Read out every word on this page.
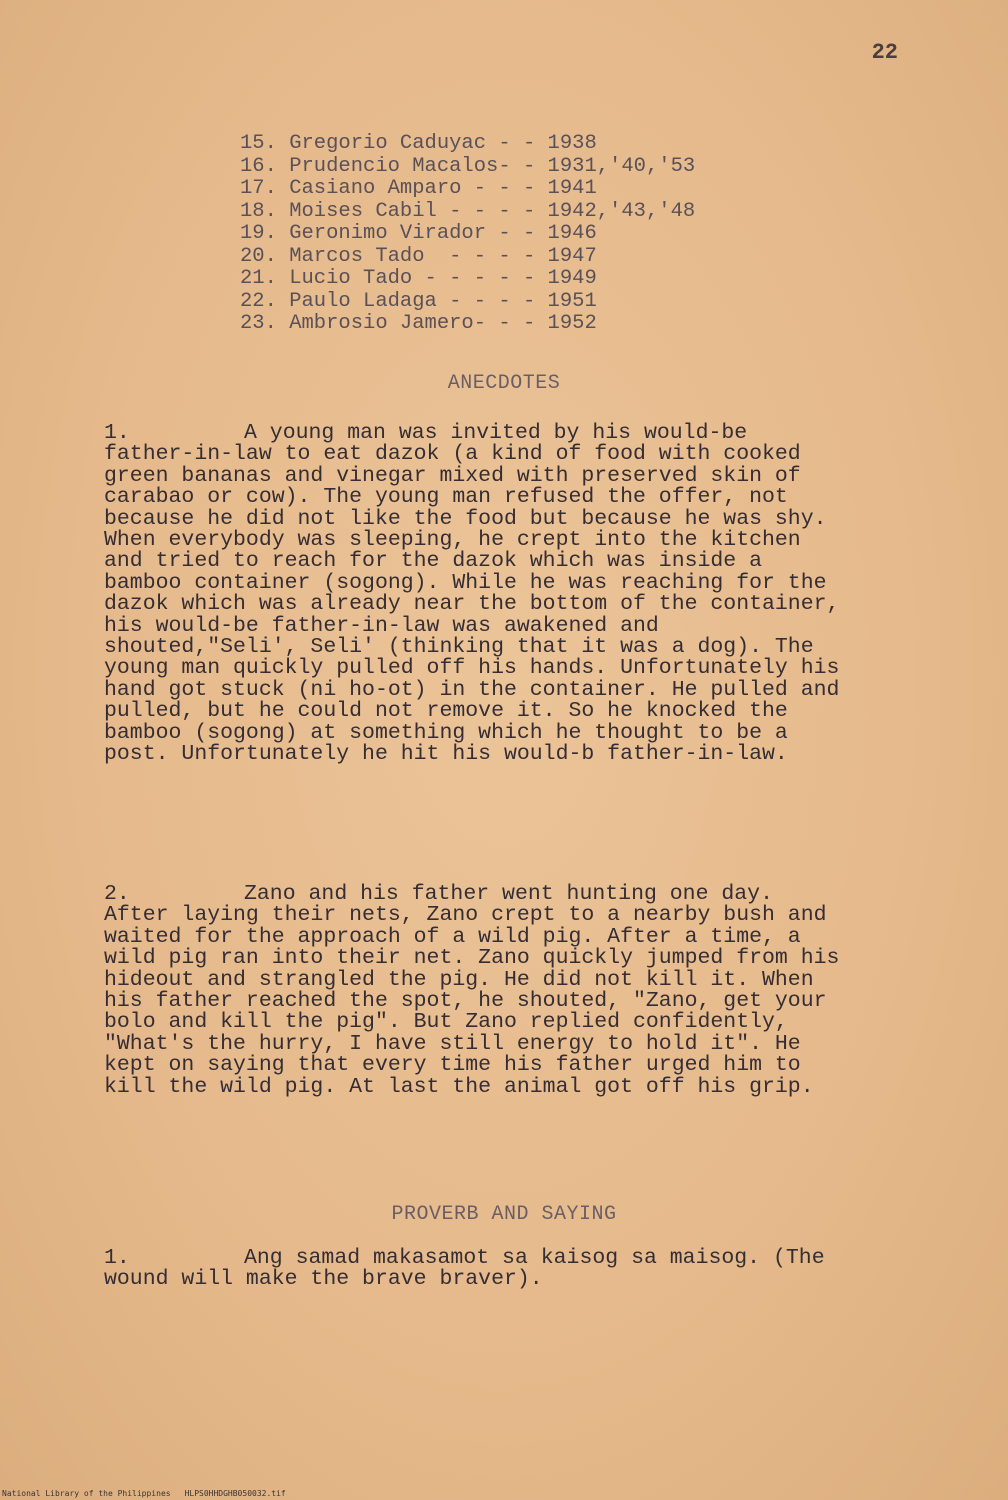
22
15. Gregorio Caduyac - - 1938
16. Prudencio Macalos- - 1931,'40,'53
17. Casiano Amparo - - - 1941
18. Moises Cabil - - - - 1942,'43,'48
19. Geronimo Virador - - 1946
20. Marcos Tado  - - - - 1947
21. Lucio Tado - - - - - 1949
22. Paulo Ladaga - - - - 1951
23. Ambrosio Jamero- - - 1952
ANECDOTES
1.	A young man was invited by his would-be father-in-law to eat dazok (a kind of food with cooked green bananas and vinegar mixed with preserved skin of carabao or cow). The young man refused the offer, not because he did not like the food but because he was shy. When everybody was sleeping, he crept into the kitchen and tried to reach for the dazok which was inside a bamboo container (sogong). While he was reaching for the dazok which was already near the bottom of the container, his would-be father-in-law was awakened and shouted,"Seli', Seli' (thinking that it was a dog). The young man quickly pulled off his hands. Unfortunately his hand got stuck (ni ho-ot) in the container. He pulled and pulled, but he could not remove it. So he knocked the bamboo (sogong) at something which he thought to be a post. Unfortunately he hit his would-b father-in-law.
2.	Zano and his father went hunting one day. After laying their nets, Zano crept to a nearby bush and waited for the approach of a wild pig. After a time, a wild pig ran into their net. Zano quickly jumped from his hideout and strangled the pig. He did not kill it. When his father reached the spot, he shouted, "Zano, get your bolo and kill the pig". But Zano replied confidently, "What's the hurry, I have still energy to hold it". He kept on saying that every time his father urged him to kill the wild pig. At last the animal got off his grip.
PROVERB AND SAYING
1.	Ang samad makasamot sa kaisog sa maisog. (The wound will make the brave braver).
National Library of the Philippines HLPS0HHDGHB050032.tif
----------------------------------------
▸ SHORT EXERCISE
Search the data for "quickly". Copy every matching line.

▸ SOLUTION TO THE PROBLEM
1.	A young man was invited by his would-be father-in-law to eat dazok (a kind of food with cooked green bananas and vinegar mixed with preserved skin of carabao or cow). The young man refused the offer, not because he did not like the food but because he was shy. When everybody was sleeping, he crept into the kitchen and tried to reach for the dazok which was inside a bamboo container (sogong). While he was reaching for the dazok which was already near the bottom of the container, his would-be father-in-law was awakened and shouted,"Seli', Seli' (thinking that it was a dog). The young man quickly pulled off his hands. Unfortunately his hand got stuck (ni ho-ot) in the container. He pulled and pulled, but he could not remove it. So he knocked the bamboo (sogong) at something which he thought to be a post. Unfortunately he hit his would-b father-in-law.
2.	Zano and his father went hunting one day. After laying their nets, Zano crept to a nearby bush and waited for the approach of a wild pig. After a time, a wild pig ran into their net. Zano quickly jumped from his hideout and strangled the pig. He did not kill it. When his father reached the spot, he shouted, "Zano, get your bolo and kill the pig". But Zano replied confidently, "What's the hurry, I have still energy to hold it". He kept on saying that every time his father urged him to kill the wild pig. At last the animal got off his grip.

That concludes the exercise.